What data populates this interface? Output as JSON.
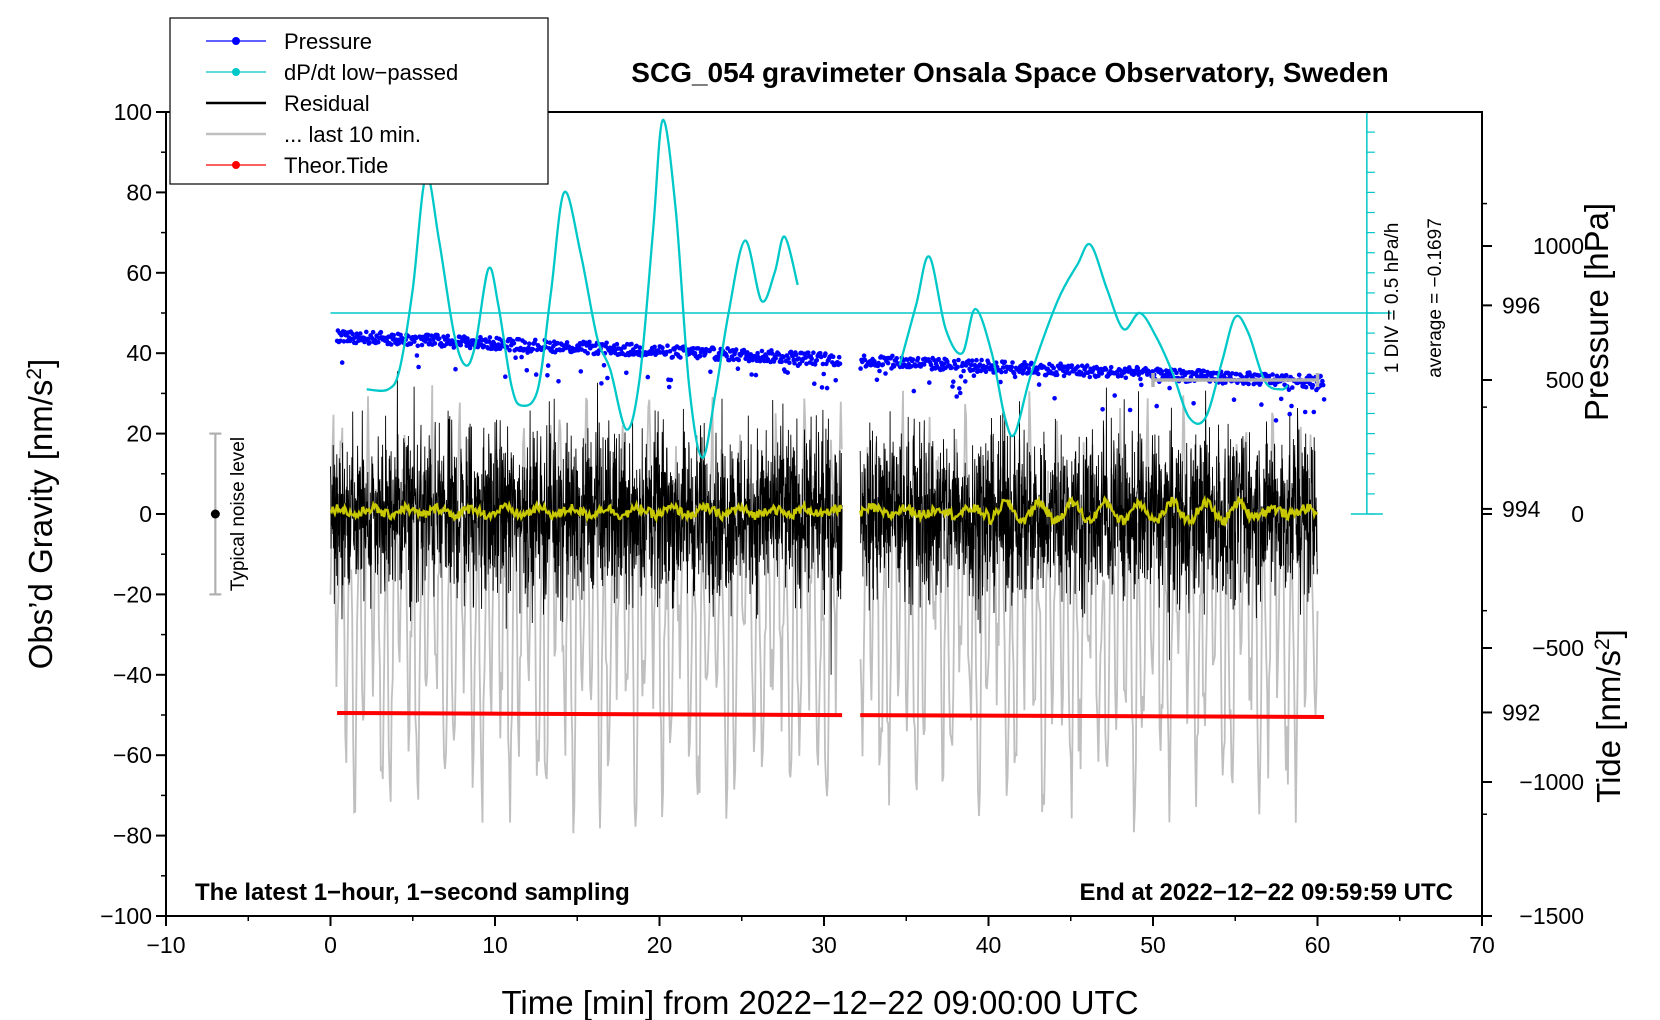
{
  "chart_data": {
    "type": "line",
    "title": "SCG_054 gravimeter Onsala Space Observatory, Sweden",
    "xlabel": "Time [min] from 2022−12−22 09:00:00 UTC",
    "ylabel_left": "Obs’d Gravity [nm/s",
    "ylabel_left_sup": "2",
    "ylabel_left_end": "]",
    "ylabel_right_pressure": "Pressure [hPa]",
    "ylabel_right_tide": "Tide [nm/s",
    "ylabel_right_tide_sup": "2",
    "ylabel_right_tide_end": "]",
    "xlim": [
      -10,
      70
    ],
    "ylim": [
      -100,
      100
    ],
    "x_ticks": [
      "−10",
      "0",
      "10",
      "20",
      "30",
      "40",
      "50",
      "60",
      "70"
    ],
    "y_ticks": [
      "−100",
      "−80",
      "−60",
      "−40",
      "−20",
      "0",
      "20",
      "40",
      "60",
      "80",
      "100"
    ],
    "pressure_axis": {
      "range": [
        990.0,
        997.9
      ],
      "ticks": [
        "992",
        "994",
        "996"
      ]
    },
    "tide_axis": {
      "range": [
        -1500,
        1500
      ],
      "ticks": [
        "−1500",
        "−1000",
        "−500",
        "0",
        "500",
        "1000"
      ]
    },
    "annotation_left": "The latest 1−hour, 1−second sampling",
    "annotation_right": "End at 2022−12−22 09:59:59 UTC",
    "noise_label": "Typical noise level",
    "noise_range": [
      -20,
      20
    ],
    "scale_label_1": "1 DIV = 0.5 hPa/h",
    "scale_label_2": "average = −0.1697",
    "dpdt_average_level": 50,
    "gap_minutes": [
      31.1,
      32.2
    ],
    "series": [
      {
        "name": "Pressure",
        "color": "#0000ff",
        "axis": "pressure",
        "start_hpa": 995.7,
        "end_hpa": 995.25
      },
      {
        "name": "dP/dt low−passed",
        "color": "#00c8c8",
        "axis": "gravity",
        "x": [
          2.2,
          3.5,
          4.2,
          5.0,
          5.8,
          6.6,
          7.5,
          8.2,
          8.8,
          9.6,
          10.2,
          11.0,
          11.6,
          12.6,
          13.4,
          14.2,
          15.2,
          16.2,
          17.0,
          18.0,
          18.8,
          19.6,
          20.2,
          21.0,
          21.8,
          22.6,
          23.4,
          24.2,
          25.2,
          26.2,
          27.0,
          27.6,
          28.4
        ],
        "values": [
          31,
          31,
          36,
          56,
          84,
          68,
          45,
          37,
          42,
          61,
          52,
          32,
          27,
          31,
          55,
          80,
          65,
          44,
          36,
          21,
          34,
          70,
          98,
          75,
          32,
          14,
          30,
          50,
          68,
          53,
          60,
          69,
          57
        ]
      },
      {
        "name": "dP/dt low−passed (after gap)",
        "color": "#00c8c8",
        "axis": "gravity",
        "x": [
          34.6,
          35.6,
          36.4,
          37.4,
          38.4,
          39.2,
          40.2,
          41.0,
          41.6,
          42.6,
          44.2,
          45.4,
          46.2,
          47.2,
          48.2,
          49.2,
          50.2,
          51.2,
          52.2,
          53.2,
          54.2,
          55.0,
          55.8,
          56.8,
          57.8,
          58.2
        ],
        "values": [
          37,
          52,
          64,
          46,
          40,
          51,
          40,
          24,
          20,
          35,
          53,
          62,
          67,
          56,
          46,
          50,
          44,
          35,
          24,
          24,
          38,
          49,
          45,
          33,
          31,
          32
        ]
      },
      {
        "name": "Residual",
        "color": "#000000",
        "axis": "gravity",
        "start_min": 0,
        "end_min": 60,
        "amplitude": 25
      },
      {
        "name": "... last 10 min.",
        "color": "#bfbfbf",
        "axis": "tide",
        "start_min": 0,
        "end_min": 60
      },
      {
        "name": "Theor.Tide",
        "color": "#ff0000",
        "axis": "gravity",
        "start_value": -49.5,
        "end_value": -50.5
      },
      {
        "name": "Residual mean",
        "color": "#c8c800",
        "axis": "gravity",
        "start_min": 0,
        "end_min": 60
      }
    ],
    "legend": [
      {
        "label": "Pressure",
        "color": "#0000ff",
        "marker": true
      },
      {
        "label": "dP/dt low−passed",
        "color": "#00c8c8",
        "marker": true
      },
      {
        "label": "Residual",
        "color": "#000000",
        "marker": false
      },
      {
        "label": "... last 10 min.",
        "color": "#bfbfbf",
        "marker": false
      },
      {
        "label": "Theor.Tide",
        "color": "#ff0000",
        "marker": true
      }
    ]
  }
}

------------------------

■ Directive ■
Leave the pictures out and copy the rest of the data exactly.

■ Answer to this task ■
What data populates this interface? Output as JSON.
{
  "chart_data": {
    "type": "line",
    "title": "SCG_054 gravimeter Onsala Space Observatory, Sweden",
    "xlabel": "Time [min] from 2022−12−22 09:00:00 UTC",
    "ylabel_left": "Obs’d Gravity [nm/s",
    "ylabel_left_sup": "2",
    "ylabel_left_end": "]",
    "ylabel_right_pressure": "Pressure [hPa]",
    "ylabel_right_tide": "Tide [nm/s",
    "ylabel_right_tide_sup": "2",
    "ylabel_right_tide_end": "]",
    "xlim": [
      -10,
      70
    ],
    "ylim": [
      -100,
      100
    ],
    "x_ticks": [
      "−10",
      "0",
      "10",
      "20",
      "30",
      "40",
      "50",
      "60",
      "70"
    ],
    "y_ticks": [
      "−100",
      "−80",
      "−60",
      "−40",
      "−20",
      "0",
      "20",
      "40",
      "60",
      "80",
      "100"
    ],
    "pressure_axis": {
      "range": [
        990.0,
        997.9
      ],
      "ticks": [
        "992",
        "994",
        "996"
      ]
    },
    "tide_axis": {
      "range": [
        -1500,
        1500
      ],
      "ticks": [
        "−1500",
        "−1000",
        "−500",
        "0",
        "500",
        "1000"
      ]
    },
    "annotation_left": "The latest 1−hour, 1−second sampling",
    "annotation_right": "End at 2022−12−22 09:59:59 UTC",
    "noise_label": "Typical noise level",
    "noise_range": [
      -20,
      20
    ],
    "scale_label_1": "1 DIV = 0.5 hPa/h",
    "scale_label_2": "average = −0.1697",
    "dpdt_average_level": 50,
    "gap_minutes": [
      31.1,
      32.2
    ],
    "series": [
      {
        "name": "Pressure",
        "color": "#0000ff",
        "axis": "pressure",
        "start_hpa": 995.7,
        "end_hpa": 995.25
      },
      {
        "name": "dP/dt low−passed",
        "color": "#00c8c8",
        "axis": "gravity",
        "x": [
          2.2,
          3.5,
          4.2,
          5.0,
          5.8,
          6.6,
          7.5,
          8.2,
          8.8,
          9.6,
          10.2,
          11.0,
          11.6,
          12.6,
          13.4,
          14.2,
          15.2,
          16.2,
          17.0,
          18.0,
          18.8,
          19.6,
          20.2,
          21.0,
          21.8,
          22.6,
          23.4,
          24.2,
          25.2,
          26.2,
          27.0,
          27.6,
          28.4
        ],
        "values": [
          31,
          31,
          36,
          56,
          84,
          68,
          45,
          37,
          42,
          61,
          52,
          32,
          27,
          31,
          55,
          80,
          65,
          44,
          36,
          21,
          34,
          70,
          98,
          75,
          32,
          14,
          30,
          50,
          68,
          53,
          60,
          69,
          57
        ]
      },
      {
        "name": "dP/dt low−passed (after gap)",
        "color": "#00c8c8",
        "axis": "gravity",
        "x": [
          34.6,
          35.6,
          36.4,
          37.4,
          38.4,
          39.2,
          40.2,
          41.0,
          41.6,
          42.6,
          44.2,
          45.4,
          46.2,
          47.2,
          48.2,
          49.2,
          50.2,
          51.2,
          52.2,
          53.2,
          54.2,
          55.0,
          55.8,
          56.8,
          57.8,
          58.2
        ],
        "values": [
          37,
          52,
          64,
          46,
          40,
          51,
          40,
          24,
          20,
          35,
          53,
          62,
          67,
          56,
          46,
          50,
          44,
          35,
          24,
          24,
          38,
          49,
          45,
          33,
          31,
          32
        ]
      },
      {
        "name": "Residual",
        "color": "#000000",
        "axis": "gravity",
        "start_min": 0,
        "end_min": 60,
        "amplitude": 25
      },
      {
        "name": "... last 10 min.",
        "color": "#bfbfbf",
        "axis": "tide",
        "start_min": 0,
        "end_min": 60
      },
      {
        "name": "Theor.Tide",
        "color": "#ff0000",
        "axis": "gravity",
        "start_value": -49.5,
        "end_value": -50.5
      },
      {
        "name": "Residual mean",
        "color": "#c8c800",
        "axis": "gravity",
        "start_min": 0,
        "end_min": 60
      }
    ],
    "legend": [
      {
        "label": "Pressure",
        "color": "#0000ff",
        "marker": true
      },
      {
        "label": "dP/dt low−passed",
        "color": "#00c8c8",
        "marker": true
      },
      {
        "label": "Residual",
        "color": "#000000",
        "marker": false
      },
      {
        "label": "... last 10 min.",
        "color": "#bfbfbf",
        "marker": false
      },
      {
        "label": "Theor.Tide",
        "color": "#ff0000",
        "marker": true
      }
    ]
  }
}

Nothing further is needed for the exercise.